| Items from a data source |
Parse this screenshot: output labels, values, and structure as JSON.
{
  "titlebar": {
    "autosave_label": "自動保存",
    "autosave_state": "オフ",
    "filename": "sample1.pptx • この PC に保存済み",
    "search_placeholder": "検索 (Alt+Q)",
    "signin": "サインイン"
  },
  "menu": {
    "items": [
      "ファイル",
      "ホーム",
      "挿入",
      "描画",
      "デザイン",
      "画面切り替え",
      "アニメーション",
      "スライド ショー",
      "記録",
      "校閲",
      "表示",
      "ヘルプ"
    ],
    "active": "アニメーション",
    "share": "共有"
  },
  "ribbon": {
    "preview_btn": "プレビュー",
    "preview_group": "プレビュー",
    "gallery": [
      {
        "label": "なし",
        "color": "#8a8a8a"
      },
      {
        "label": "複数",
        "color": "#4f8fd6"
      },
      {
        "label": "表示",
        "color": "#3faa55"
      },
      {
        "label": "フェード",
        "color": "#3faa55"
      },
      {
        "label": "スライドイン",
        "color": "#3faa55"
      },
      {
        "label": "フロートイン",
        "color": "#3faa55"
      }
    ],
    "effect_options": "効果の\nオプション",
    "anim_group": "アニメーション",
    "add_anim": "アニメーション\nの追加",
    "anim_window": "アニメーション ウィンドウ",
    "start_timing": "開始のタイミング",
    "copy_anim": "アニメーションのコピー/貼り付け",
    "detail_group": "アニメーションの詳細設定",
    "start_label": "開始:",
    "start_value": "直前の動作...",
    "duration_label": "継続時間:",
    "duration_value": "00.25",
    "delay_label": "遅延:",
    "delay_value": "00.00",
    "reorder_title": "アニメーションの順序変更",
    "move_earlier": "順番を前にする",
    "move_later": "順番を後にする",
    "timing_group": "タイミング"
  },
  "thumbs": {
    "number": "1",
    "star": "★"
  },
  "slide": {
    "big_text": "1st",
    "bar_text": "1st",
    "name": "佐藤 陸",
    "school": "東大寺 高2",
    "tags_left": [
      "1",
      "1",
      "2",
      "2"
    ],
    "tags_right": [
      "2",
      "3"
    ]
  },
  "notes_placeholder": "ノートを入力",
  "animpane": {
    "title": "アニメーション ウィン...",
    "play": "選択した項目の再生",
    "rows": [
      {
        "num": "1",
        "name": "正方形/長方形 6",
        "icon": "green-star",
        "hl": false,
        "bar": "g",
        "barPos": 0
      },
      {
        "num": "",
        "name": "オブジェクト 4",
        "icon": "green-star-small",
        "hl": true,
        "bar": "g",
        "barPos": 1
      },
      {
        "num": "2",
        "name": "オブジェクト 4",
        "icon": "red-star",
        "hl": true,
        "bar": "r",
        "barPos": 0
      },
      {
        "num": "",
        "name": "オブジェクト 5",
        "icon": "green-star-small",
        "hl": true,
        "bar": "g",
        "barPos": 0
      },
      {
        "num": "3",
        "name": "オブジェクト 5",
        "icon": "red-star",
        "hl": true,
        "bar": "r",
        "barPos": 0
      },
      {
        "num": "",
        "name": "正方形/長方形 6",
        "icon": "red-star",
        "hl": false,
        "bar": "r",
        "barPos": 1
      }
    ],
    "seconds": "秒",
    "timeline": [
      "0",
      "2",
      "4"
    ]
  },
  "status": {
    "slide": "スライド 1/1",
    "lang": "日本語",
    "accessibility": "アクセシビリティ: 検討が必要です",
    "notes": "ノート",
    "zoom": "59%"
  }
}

| Direction |
Extract the data in full. Keep it word for word.

| The response |
Parse this screenshot: output labels, values, and structure as JSON.
{
  "titlebar": {
    "autosave_label": "自動保存",
    "autosave_state": "オフ",
    "filename": "sample1.pptx • この PC に保存済み",
    "search_placeholder": "検索 (Alt+Q)",
    "signin": "サインイン"
  },
  "menu": {
    "items": [
      "ファイル",
      "ホーム",
      "挿入",
      "描画",
      "デザイン",
      "画面切り替え",
      "アニメーション",
      "スライド ショー",
      "記録",
      "校閲",
      "表示",
      "ヘルプ"
    ],
    "active": "アニメーション",
    "share": "共有"
  },
  "ribbon": {
    "preview_btn": "プレビュー",
    "preview_group": "プレビュー",
    "gallery": [
      {
        "label": "なし",
        "color": "#8a8a8a"
      },
      {
        "label": "複数",
        "color": "#4f8fd6"
      },
      {
        "label": "表示",
        "color": "#3faa55"
      },
      {
        "label": "フェード",
        "color": "#3faa55"
      },
      {
        "label": "スライドイン",
        "color": "#3faa55"
      },
      {
        "label": "フロートイン",
        "color": "#3faa55"
      }
    ],
    "effect_options": "効果の\nオプション",
    "anim_group": "アニメーション",
    "add_anim": "アニメーション\nの追加",
    "anim_window": "アニメーション ウィンドウ",
    "start_timing": "開始のタイミング",
    "copy_anim": "アニメーションのコピー/貼り付け",
    "detail_group": "アニメーションの詳細設定",
    "start_label": "開始:",
    "start_value": "直前の動作...",
    "duration_label": "継続時間:",
    "duration_value": "00.25",
    "delay_label": "遅延:",
    "delay_value": "00.00",
    "reorder_title": "アニメーションの順序変更",
    "move_earlier": "順番を前にする",
    "move_later": "順番を後にする",
    "timing_group": "タイミング"
  },
  "thumbs": {
    "number": "1",
    "star": "★"
  },
  "slide": {
    "big_text": "1st",
    "bar_text": "1st",
    "name": "佐藤 陸",
    "school": "東大寺 高2",
    "tags_left": [
      "1",
      "1",
      "2",
      "2"
    ],
    "tags_right": [
      "2",
      "3"
    ]
  },
  "notes_placeholder": "ノートを入力",
  "animpane": {
    "title": "アニメーション ウィン...",
    "play": "選択した項目の再生",
    "rows": [
      {
        "num": "1",
        "name": "正方形/長方形 6",
        "icon": "green-star",
        "hl": false,
        "bar": "g",
        "barPos": 0
      },
      {
        "num": "",
        "name": "オブジェクト 4",
        "icon": "green-star-small",
        "hl": true,
        "bar": "g",
        "barPos": 1
      },
      {
        "num": "2",
        "name": "オブジェクト 4",
        "icon": "red-star",
        "hl": true,
        "bar": "r",
        "barPos": 0
      },
      {
        "num": "",
        "name": "オブジェクト 5",
        "icon": "green-star-small",
        "hl": true,
        "bar": "g",
        "barPos": 0
      },
      {
        "num": "3",
        "name": "オブジェクト 5",
        "icon": "red-star",
        "hl": true,
        "bar": "r",
        "barPos": 0
      },
      {
        "num": "",
        "name": "正方形/長方形 6",
        "icon": "red-star",
        "hl": false,
        "bar": "r",
        "barPos": 1
      }
    ],
    "seconds": "秒",
    "timeline": [
      "0",
      "2",
      "4"
    ]
  },
  "status": {
    "slide": "スライド 1/1",
    "lang": "日本語",
    "accessibility": "アクセシビリティ: 検討が必要です",
    "notes": "ノート",
    "zoom": "59%"
  }
}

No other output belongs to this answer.